TASK DETAILS — Leave out the pictures and restate the rest of the data exactly.

INPUT FOR THIS TASK —
───

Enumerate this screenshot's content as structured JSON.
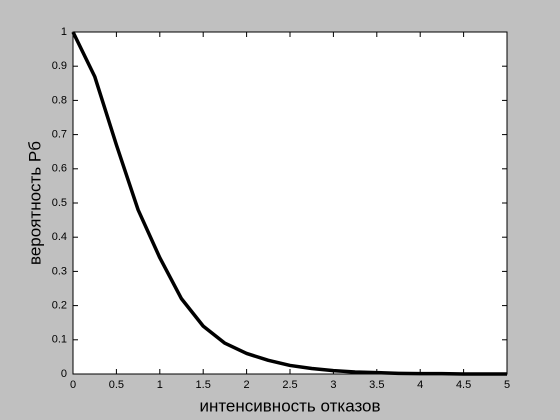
{
  "chart_data": {
    "type": "line",
    "x_label": "интенсивность отказов",
    "y_label": "вероятность Рб",
    "x": [
      0,
      0.25,
      0.5,
      0.75,
      1,
      1.25,
      1.5,
      1.75,
      2,
      2.25,
      2.5,
      2.75,
      3,
      3.25,
      3.5,
      3.75,
      4,
      4.25,
      4.5,
      4.75,
      5
    ],
    "series": [
      {
        "color": "#000000",
        "values": [
          1,
          0.87,
          0.67,
          0.48,
          0.34,
          0.22,
          0.14,
          0.09,
          0.06,
          0.04,
          0.025,
          0.016,
          0.01,
          0.006,
          0.004,
          0.002,
          0.001,
          0.001,
          0,
          0,
          0
        ]
      }
    ],
    "xlim": [
      0,
      5
    ],
    "ylim": [
      0,
      1
    ],
    "xticks": [
      0,
      0.5,
      1,
      1.5,
      2,
      2.5,
      3,
      3.5,
      4,
      4.5,
      5
    ],
    "yticks": [
      0,
      0.1,
      0.2,
      0.3,
      0.4,
      0.5,
      0.6,
      0.7,
      0.8,
      0.9,
      1
    ],
    "grid": false
  }
}
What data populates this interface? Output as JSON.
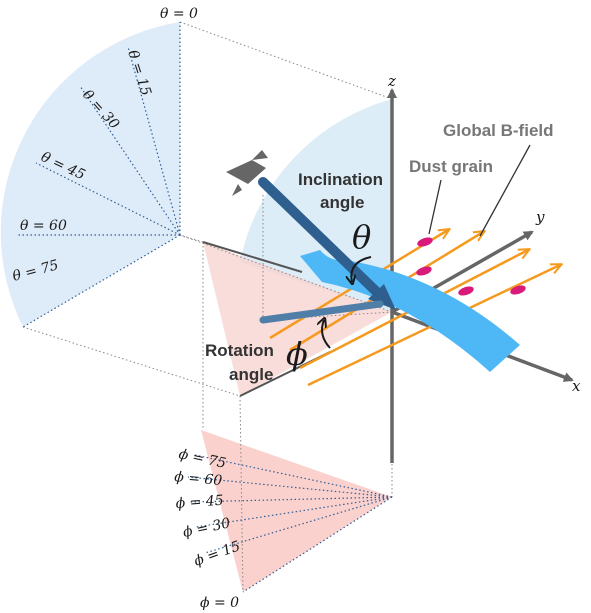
{
  "axes": {
    "z": "z",
    "y": "y",
    "x": "x"
  },
  "labels": {
    "global_bfield": "Global B-field",
    "dust_grain": "Dust grain",
    "inclination_1": "Inclination",
    "inclination_2": "angle",
    "rotation_1": "Rotation",
    "rotation_2": "angle"
  },
  "symbols": {
    "theta": "θ",
    "phi": "ϕ"
  },
  "theta_ticks": [
    "θ = 0",
    "θ = 15",
    "θ = 30",
    "θ = 45",
    "θ = 60",
    "θ = 75"
  ],
  "phi_ticks": [
    "ϕ = 75",
    "ϕ = 60",
    "ϕ = 45",
    "ϕ = 30",
    "ϕ = 15",
    "ϕ = 0"
  ],
  "colors": {
    "theta_fan": "#d8e8f7",
    "phi_fan": "#f9c9c4",
    "outflow": "#4db8f5",
    "bfield": "#f59a1e",
    "dust": "#d81b7a",
    "los_arrow": "#2e5f8f",
    "axis": "#666666"
  }
}
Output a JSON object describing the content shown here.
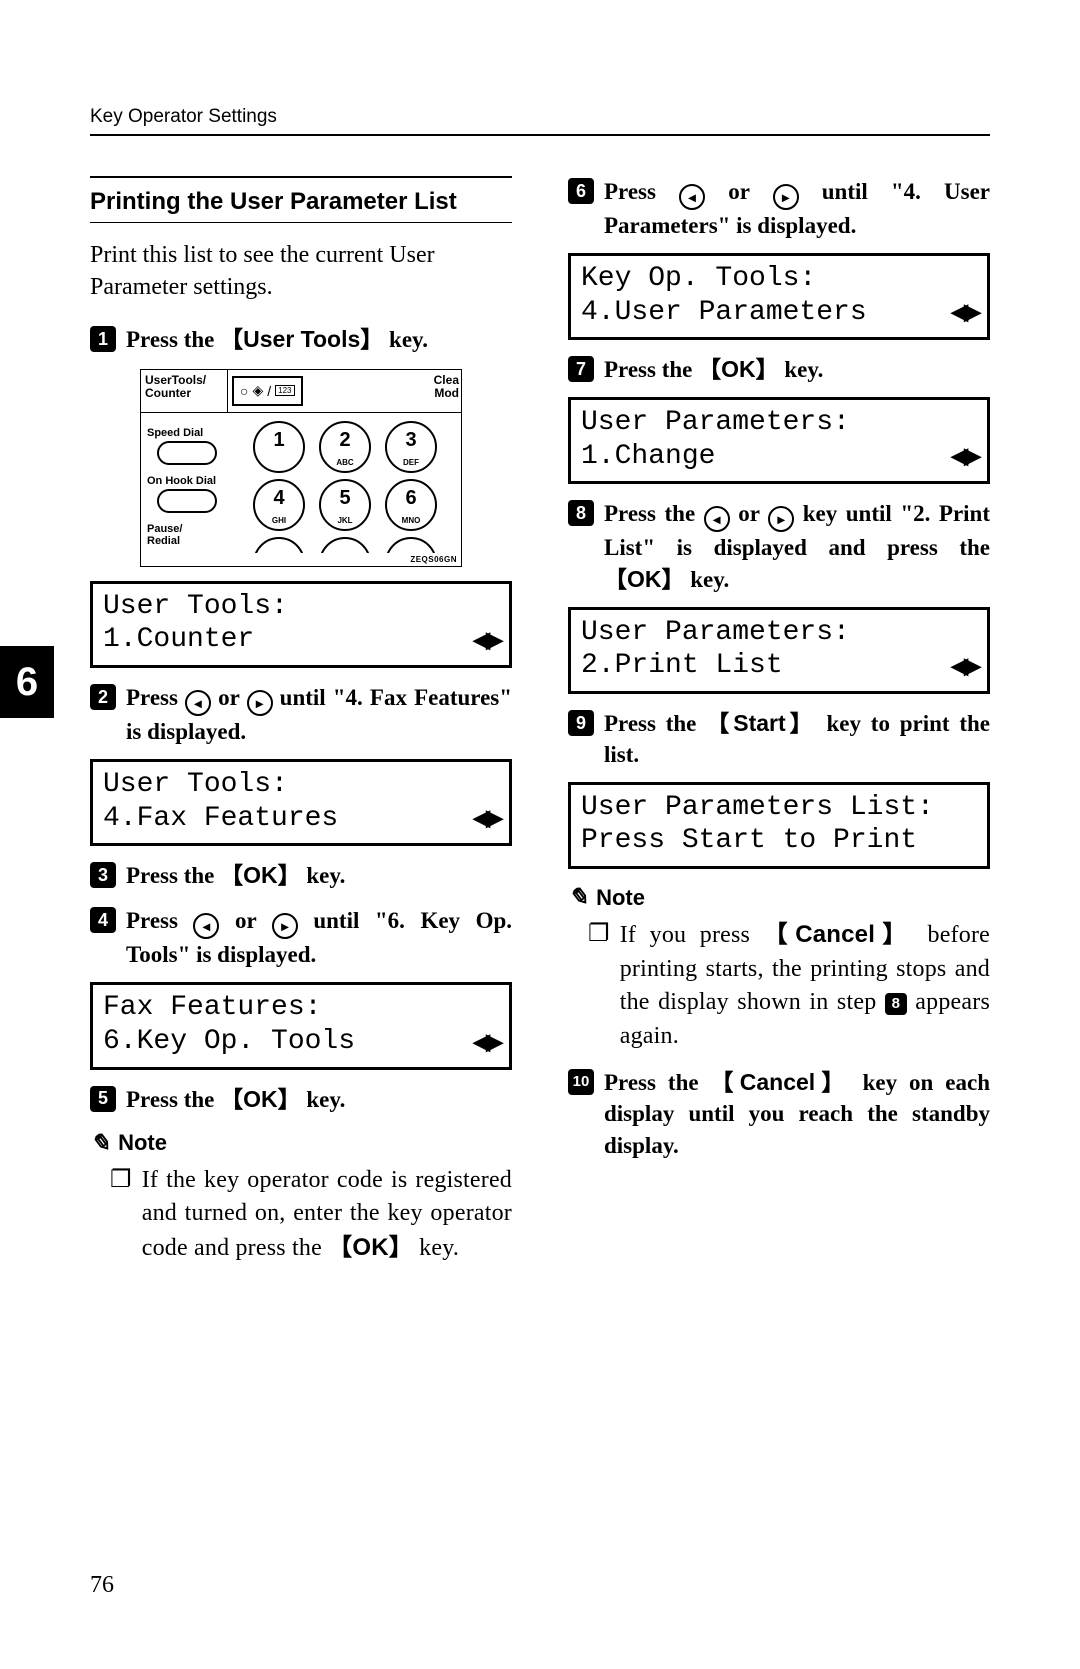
{
  "header": "Key Operator Settings",
  "chapter_tab": "6",
  "page_number": "76",
  "section_title": "Printing the User Parameter List",
  "intro": "Print this list to see the current User Parameter settings.",
  "steps": {
    "s1_pre": "Press the ",
    "s1_key": "User Tools",
    "s1_post": " key.",
    "s2_pre": "Press ",
    "s2_mid": " or ",
    "s2_post": " until \"4. Fax Features\" is displayed.",
    "s3_pre": "Press the ",
    "s3_key": "OK",
    "s3_post": " key.",
    "s4_pre": "Press ",
    "s4_mid": " or ",
    "s4_post": " until \"6. Key Op. Tools\" is displayed.",
    "s5_pre": "Press the ",
    "s5_key": "OK",
    "s5_post": " key.",
    "s6_pre": "Press ",
    "s6_mid": " or ",
    "s6_post": " until \"4. User Parameters\" is displayed.",
    "s7_pre": "Press the ",
    "s7_key": "OK",
    "s7_post": " key.",
    "s8_pre": "Press the ",
    "s8_mid": " or ",
    "s8_post1": " key until \"2. Print List\" is displayed and press the ",
    "s8_key": "OK",
    "s8_post2": " key.",
    "s9_pre": "Press the ",
    "s9_key": "Start",
    "s9_post": " key to print the list.",
    "s10_pre": "Press the ",
    "s10_key": "Cancel",
    "s10_post": " key on each display until you reach the standby display."
  },
  "notes": {
    "label": "Note",
    "left_a": "If the key operator code is registered and turned on, enter the key operator code and press the ",
    "left_key": "OK",
    "left_b": " key.",
    "right_a": "If you press ",
    "right_key": "Cancel",
    "right_b": " before printing starts, the printing stops and the display shown in step ",
    "right_step": "8",
    "right_c": " appears again."
  },
  "lcds": {
    "l1a": "User Tools:",
    "l1b": "1.Counter",
    "l2a": "User Tools:",
    "l2b": "4.Fax Features",
    "l3a": "Fax Features:",
    "l3b": "6.Key Op. Tools",
    "r1a": "Key Op. Tools:",
    "r1b": "4.User Parameters",
    "r2a": "User Parameters:",
    "r2b": "1.Change",
    "r3a": "User Parameters:",
    "r3b": "2.Print List",
    "r4a": "User Parameters List:",
    "r4b": "Press Start to Print"
  },
  "panel": {
    "ut1": "UserTools/",
    "ut2": "Counter",
    "clea1": "Clea",
    "clea2": "Mod",
    "speed": "Speed Dial",
    "hook": "On Hook Dial",
    "pause": "Pause/",
    "redial": "Redial",
    "code": "ZEQS06GN",
    "k1": "1",
    "k1s": "",
    "k2": "2",
    "k2s": "ABC",
    "k3": "3",
    "k3s": "DEF",
    "k4": "4",
    "k4s": "GHI",
    "k5": "5",
    "k5s": "JKL",
    "k6": "6",
    "k6s": "MNO"
  }
}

───

EXERCISE ANSWER —
Enumerate this screenshot's content as structured JSON.
{
  "chart_data": {
    "type": "line",
    "x_label": "интенсивность отказов",
    "y_label": "вероятность Рб",
    "x": [
      0,
      0.25,
      0.5,
      0.75,
      1,
      1.25,
      1.5,
      1.75,
      2,
      2.25,
      2.5,
      2.75,
      3,
      3.25,
      3.5,
      3.75,
      4,
      4.25,
      4.5,
      4.75,
      5
    ],
    "series": [
      {
        "color": "#000000",
        "values": [
          1,
          0.87,
          0.67,
          0.48,
          0.34,
          0.22,
          0.14,
          0.09,
          0.06,
          0.04,
          0.025,
          0.016,
          0.01,
          0.006,
          0.004,
          0.002,
          0.001,
          0.001,
          0,
          0,
          0
        ]
      }
    ],
    "xlim": [
      0,
      5
    ],
    "ylim": [
      0,
      1
    ],
    "xticks": [
      0,
      0.5,
      1,
      1.5,
      2,
      2.5,
      3,
      3.5,
      4,
      4.5,
      5
    ],
    "yticks": [
      0,
      0.1,
      0.2,
      0.3,
      0.4,
      0.5,
      0.6,
      0.7,
      0.8,
      0.9,
      1
    ],
    "grid": false
  }
}
What data populates this interface? Output as JSON.
{
  "axes": {
    "z": "z",
    "y": "y",
    "x": "x"
  },
  "labels": {
    "global_bfield": "Global B-field",
    "dust_grain": "Dust grain",
    "inclination_1": "Inclination",
    "inclination_2": "angle",
    "rotation_1": "Rotation",
    "rotation_2": "angle"
  },
  "symbols": {
    "theta": "θ",
    "phi": "ϕ"
  },
  "theta_ticks": [
    "θ = 0",
    "θ = 15",
    "θ = 30",
    "θ = 45",
    "θ = 60",
    "θ = 75"
  ],
  "phi_ticks": [
    "ϕ = 75",
    "ϕ = 60",
    "ϕ = 45",
    "ϕ = 30",
    "ϕ = 15",
    "ϕ = 0"
  ],
  "colors": {
    "theta_fan": "#d8e8f7",
    "phi_fan": "#f9c9c4",
    "outflow": "#4db8f5",
    "bfield": "#f59a1e",
    "dust": "#d81b7a",
    "los_arrow": "#2e5f8f",
    "axis": "#666666"
  }
}
Output a JSON object describing the content shown here.
{
  "header": "Key Operator Settings",
  "chapter_tab": "6",
  "page_number": "76",
  "section_title": "Printing the User Parameter List",
  "intro": "Print this list to see the current User Parameter settings.",
  "steps": {
    "s1_pre": "Press the ",
    "s1_key": "User Tools",
    "s1_post": " key.",
    "s2_pre": "Press ",
    "s2_mid": " or ",
    "s2_post": " until \"4. Fax Features\" is displayed.",
    "s3_pre": "Press the ",
    "s3_key": "OK",
    "s3_post": " key.",
    "s4_pre": "Press ",
    "s4_mid": " or ",
    "s4_post": " until \"6. Key Op. Tools\" is displayed.",
    "s5_pre": "Press the ",
    "s5_key": "OK",
    "s5_post": " key.",
    "s6_pre": "Press ",
    "s6_mid": " or ",
    "s6_post": " until \"4. User Parameters\" is displayed.",
    "s7_pre": "Press the ",
    "s7_key": "OK",
    "s7_post": " key.",
    "s8_pre": "Press the ",
    "s8_mid": " or ",
    "s8_post1": " key until \"2. Print List\" is displayed and press the ",
    "s8_key": "OK",
    "s8_post2": " key.",
    "s9_pre": "Press the ",
    "s9_key": "Start",
    "s9_post": " key to print the list.",
    "s10_pre": "Press the ",
    "s10_key": "Cancel",
    "s10_post": " key on each display until you reach the standby display."
  },
  "notes": {
    "label": "Note",
    "left_a": "If the key operator code is registered and turned on, enter the key operator code and press the ",
    "left_key": "OK",
    "left_b": " key.",
    "right_a": "If you press ",
    "right_key": "Cancel",
    "right_b": " before printing starts, the printing stops and the display shown in step ",
    "right_step": "8",
    "right_c": " appears again."
  },
  "lcds": {
    "l1a": "User Tools:",
    "l1b": "1.Counter",
    "l2a": "User Tools:",
    "l2b": "4.Fax Features",
    "l3a": "Fax Features:",
    "l3b": "6.Key Op. Tools",
    "r1a": "Key Op. Tools:",
    "r1b": "4.User Parameters",
    "r2a": "User Parameters:",
    "r2b": "1.Change",
    "r3a": "User Parameters:",
    "r3b": "2.Print List",
    "r4a": "User Parameters List:",
    "r4b": "Press Start to Print"
  },
  "panel": {
    "ut1": "UserTools/",
    "ut2": "Counter",
    "clea1": "Clea",
    "clea2": "Mod",
    "speed": "Speed Dial",
    "hook": "On Hook Dial",
    "pause": "Pause/",
    "redial": "Redial",
    "code": "ZEQS06GN",
    "k1": "1",
    "k1s": "",
    "k2": "2",
    "k2s": "ABC",
    "k3": "3",
    "k3s": "DEF",
    "k4": "4",
    "k4s": "GHI",
    "k5": "5",
    "k5s": "JKL",
    "k6": "6",
    "k6s": "MNO"
  }
}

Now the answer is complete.